# WRITTEN REQUEST
All entries must be repeated exactly; do not include the pictures.

# DATASET RECORDS
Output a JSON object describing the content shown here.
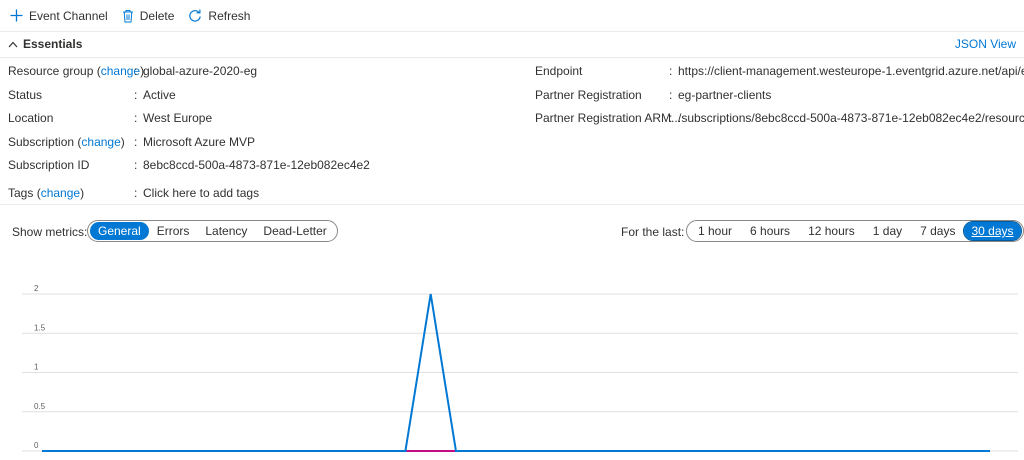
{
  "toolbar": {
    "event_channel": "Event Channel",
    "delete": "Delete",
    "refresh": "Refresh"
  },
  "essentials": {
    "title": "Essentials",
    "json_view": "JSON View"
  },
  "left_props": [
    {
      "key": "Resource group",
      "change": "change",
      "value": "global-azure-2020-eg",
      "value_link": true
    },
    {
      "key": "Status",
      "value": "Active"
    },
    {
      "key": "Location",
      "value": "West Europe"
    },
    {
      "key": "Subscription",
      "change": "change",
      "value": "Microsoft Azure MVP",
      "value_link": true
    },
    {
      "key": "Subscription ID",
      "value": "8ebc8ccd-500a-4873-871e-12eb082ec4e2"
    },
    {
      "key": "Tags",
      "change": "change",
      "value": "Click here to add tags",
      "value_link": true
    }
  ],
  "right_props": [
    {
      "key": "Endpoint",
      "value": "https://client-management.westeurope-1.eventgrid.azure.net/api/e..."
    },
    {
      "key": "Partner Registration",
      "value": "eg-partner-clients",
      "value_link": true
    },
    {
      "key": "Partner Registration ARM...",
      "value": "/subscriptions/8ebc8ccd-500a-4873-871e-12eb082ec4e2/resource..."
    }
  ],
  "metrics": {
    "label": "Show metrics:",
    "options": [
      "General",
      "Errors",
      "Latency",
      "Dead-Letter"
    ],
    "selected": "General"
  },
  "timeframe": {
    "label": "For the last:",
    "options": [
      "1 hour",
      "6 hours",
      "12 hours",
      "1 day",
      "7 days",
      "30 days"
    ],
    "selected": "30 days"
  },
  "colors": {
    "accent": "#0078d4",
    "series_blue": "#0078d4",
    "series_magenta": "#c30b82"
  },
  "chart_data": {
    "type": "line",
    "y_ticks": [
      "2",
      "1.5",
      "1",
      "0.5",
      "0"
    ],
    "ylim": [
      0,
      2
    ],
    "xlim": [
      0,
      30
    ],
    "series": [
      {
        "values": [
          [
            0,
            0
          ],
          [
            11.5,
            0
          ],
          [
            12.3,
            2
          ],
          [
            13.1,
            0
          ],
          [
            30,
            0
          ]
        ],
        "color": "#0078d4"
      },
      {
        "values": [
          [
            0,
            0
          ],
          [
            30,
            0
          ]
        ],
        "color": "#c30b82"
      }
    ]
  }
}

# OUTPUT BELOW
Output a JSON object describing the content shown here.
{
  "toolbar": {
    "event_channel": "Event Channel",
    "delete": "Delete",
    "refresh": "Refresh"
  },
  "essentials": {
    "title": "Essentials",
    "json_view": "JSON View"
  },
  "left_props": [
    {
      "key": "Resource group",
      "change": "change",
      "value": "global-azure-2020-eg",
      "value_link": true
    },
    {
      "key": "Status",
      "value": "Active"
    },
    {
      "key": "Location",
      "value": "West Europe"
    },
    {
      "key": "Subscription",
      "change": "change",
      "value": "Microsoft Azure MVP",
      "value_link": true
    },
    {
      "key": "Subscription ID",
      "value": "8ebc8ccd-500a-4873-871e-12eb082ec4e2"
    },
    {
      "key": "Tags",
      "change": "change",
      "value": "Click here to add tags",
      "value_link": true
    }
  ],
  "right_props": [
    {
      "key": "Endpoint",
      "value": "https://client-management.westeurope-1.eventgrid.azure.net/api/e..."
    },
    {
      "key": "Partner Registration",
      "value": "eg-partner-clients",
      "value_link": true
    },
    {
      "key": "Partner Registration ARM...",
      "value": "/subscriptions/8ebc8ccd-500a-4873-871e-12eb082ec4e2/resource..."
    }
  ],
  "metrics": {
    "label": "Show metrics:",
    "options": [
      "General",
      "Errors",
      "Latency",
      "Dead-Letter"
    ],
    "selected": "General"
  },
  "timeframe": {
    "label": "For the last:",
    "options": [
      "1 hour",
      "6 hours",
      "12 hours",
      "1 day",
      "7 days",
      "30 days"
    ],
    "selected": "30 days"
  },
  "colors": {
    "accent": "#0078d4",
    "series_blue": "#0078d4",
    "series_magenta": "#c30b82"
  },
  "chart_data": {
    "type": "line",
    "y_ticks": [
      "2",
      "1.5",
      "1",
      "0.5",
      "0"
    ],
    "ylim": [
      0,
      2
    ],
    "xlim": [
      0,
      30
    ],
    "series": [
      {
        "values": [
          [
            0,
            0
          ],
          [
            11.5,
            0
          ],
          [
            12.3,
            2
          ],
          [
            13.1,
            0
          ],
          [
            30,
            0
          ]
        ],
        "color": "#0078d4"
      },
      {
        "values": [
          [
            0,
            0
          ],
          [
            30,
            0
          ]
        ],
        "color": "#c30b82"
      }
    ]
  }
}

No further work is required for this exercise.